------ GIVEN PASSAGE

C++ object's reference counting

Last update: 13.01.2009

Passing objects to methods by pointer or reference is very handy if you want to boost performance by avoiding invoking the copy constructor. Sometimes it's the only way to pass an object because it doesn't have a copy constructor or assignment operator defined. An example would be an object that has an open operating system resource that can't be safely shared.

Let's say that you are creating a class that does some low-level operation on a file. It contains a file descriptor as a field:

  1. class LowLevelFile
  2. {
  3. int fd
  4.  
  5. // [...]
  6. };

The Problem

Writing a copy constructor and assign operator is an easy task using dup(). The problem is that copying this object allocates a new file descriptor and the number of file descriptors is limited. Duplicated file descriptors also share status of the opened file (like current offset). If you change this state in one copy of an object, this also affects other copies. This can lead to problems that are hard to debug, looking at the code that is using the LowLevelFile class code everything seems to be OK when you see modifications of a copy of an object, but you don't see that in fact all copies of an object share the same resource.

In some situations the best way to assume that everywhere object is passed as a pointer. But then you don't when when to destroy it. You passed the pointer to some method of some class, but without looking at the documentation or source of that class you can't be sure if that method doesn't save this pointer in a field of that class or in a some STL collection object. So is it used now somewhere in the program? This problem arises even with small projects (below 10000 lines), even when you are the only author. Since there is no way to use just one assumption everywhere in real life (like pass everything as a pointer), there is always place to introduce leaks or double delete.

Another problem is using STL containers: adding something to a container invokes copy constructor even when you think the compiler could optimize that like in situation:

  1. class Test
  2. {
  3. // [...]
  4. };
  5.

------------
------ INFORMATION SUPPLIED

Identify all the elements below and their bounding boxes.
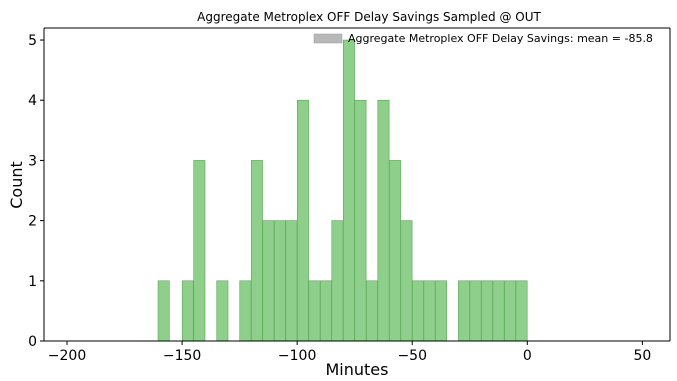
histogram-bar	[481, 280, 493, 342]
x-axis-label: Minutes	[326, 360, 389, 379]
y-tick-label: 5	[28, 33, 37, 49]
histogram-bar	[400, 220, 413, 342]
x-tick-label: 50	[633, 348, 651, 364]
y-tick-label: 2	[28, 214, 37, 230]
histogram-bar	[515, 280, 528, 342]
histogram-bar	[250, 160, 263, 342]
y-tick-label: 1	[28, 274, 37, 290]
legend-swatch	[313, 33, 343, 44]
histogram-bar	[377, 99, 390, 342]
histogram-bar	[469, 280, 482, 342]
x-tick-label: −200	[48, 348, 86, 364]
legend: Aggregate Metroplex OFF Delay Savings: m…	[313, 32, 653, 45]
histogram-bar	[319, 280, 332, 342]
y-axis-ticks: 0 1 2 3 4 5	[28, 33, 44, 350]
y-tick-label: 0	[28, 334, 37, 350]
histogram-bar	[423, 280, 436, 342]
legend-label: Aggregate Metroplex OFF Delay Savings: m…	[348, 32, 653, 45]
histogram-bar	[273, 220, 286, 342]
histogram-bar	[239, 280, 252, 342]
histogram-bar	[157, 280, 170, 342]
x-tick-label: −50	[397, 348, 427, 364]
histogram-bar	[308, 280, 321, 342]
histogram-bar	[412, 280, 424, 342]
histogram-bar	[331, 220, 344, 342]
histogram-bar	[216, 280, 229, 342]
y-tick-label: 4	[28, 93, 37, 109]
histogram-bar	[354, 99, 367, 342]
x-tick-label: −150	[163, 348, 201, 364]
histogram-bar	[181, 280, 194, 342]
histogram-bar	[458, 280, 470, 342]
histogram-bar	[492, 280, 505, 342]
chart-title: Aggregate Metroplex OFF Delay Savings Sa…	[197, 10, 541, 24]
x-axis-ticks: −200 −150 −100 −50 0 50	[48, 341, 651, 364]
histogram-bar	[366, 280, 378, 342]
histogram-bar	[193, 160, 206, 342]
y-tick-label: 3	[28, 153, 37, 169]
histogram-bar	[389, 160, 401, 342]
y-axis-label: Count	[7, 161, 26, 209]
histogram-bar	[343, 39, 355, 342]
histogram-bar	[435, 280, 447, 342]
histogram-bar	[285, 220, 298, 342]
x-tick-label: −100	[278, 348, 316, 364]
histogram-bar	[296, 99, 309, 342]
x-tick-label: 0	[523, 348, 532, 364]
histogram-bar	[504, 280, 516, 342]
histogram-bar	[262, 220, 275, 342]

------------

(TASKS TO CARRY OUT):
1. In the page on C++ object reference counting, what do duplicated file descriptors share?
2. Extend the page on C++ object reference counting from its last line, completing the STL container code example and the discussion that follows it.

(WRITTEN ANSWERS):
1. They share the status of the opened file, such as the current offset.

2.
  6. vector< Test > v;
  7. v.push_back (Test());

An object of class Test is created using it's constructor and then a copy of it is made using the copy constructor. You could avoid that by inserting a pointer to the object in the collection, but problems mentioned in the previous paragraph will arise.

Solution in Java


Languages like Java overcome this kinds of problems by using references to objects when passing them to a method or copying them. Copying an object must be done explicitly. In Java, if you write:

  1. File a = new File ("/etc/passwd");
  2. findUser (a);

The variable a is a reference to an object, like a reference in C++ and this is the only way you can refer to an object. The second line passes this reference to a method. Again, this is the only method to pass objects; by reference. This is a simplification in contrast of C++ where you can pass an object by value, by reference and by pointer. It has this advantage that when you are not explicitly copying an object you always know that there is one File object and the whole code operates on that object.

Moreover, in Java you don't delete the object. When the Java Virtual Machine finds out that the object is not used (not referenced by anything) it's scheduled to be deleted by the (in)famous garbage collector. I will be not discussing if the GC is bad or good, you can find many information about this on the Web. I just want to point that this resolves all of our problems - you don't need to track when you have a copy of an object and where just a pointer/reference to the original one.

Solution in C++


Thirst solution people will think of is using auto_ptr<> template, but it's not intended to be passed to a method or put into a container because it does no reference counting, it just deletes the object when it's destructor is called.

We must write something by hand.

Class with a reference counter

Here is a class that has a field refCount that acts as a counter of references to the object. The class is intended to be used as a base class for your classes that need to do reference counting. When you create an object the counter is initialized with value 1, that is one reference exists to this object. If you ever pass a pointer to that object somewhere, the counter must be incremented and when a method/class no longer uses it it must be decremented.

  1. class Referenced
  2. {
  3. int refCount;
  4.  
  5. public:
  6. Referenced () throw () :
  7. refCount (1)
  8. {
  9. }
  10.  
  11. void incRefCount () throw ()
  12. {
  13. refCount++;
  14. }
  15.  
  16. int decRefCount () throw ()
  17. {
  18. return --refCount;
  19. }
  20. };

When the counter goes to 0, the object can be removed (nobody is using it). Two methods are used to maintain the counter:

  • incRefCount() - Increments the reference counter by one indicating someone starts using whe object.
  • decRefCount() - Decrements the reference counter by one indicating that someone stops using the object. The result is returned. If the method returns 0, the object is not used and should be deleted.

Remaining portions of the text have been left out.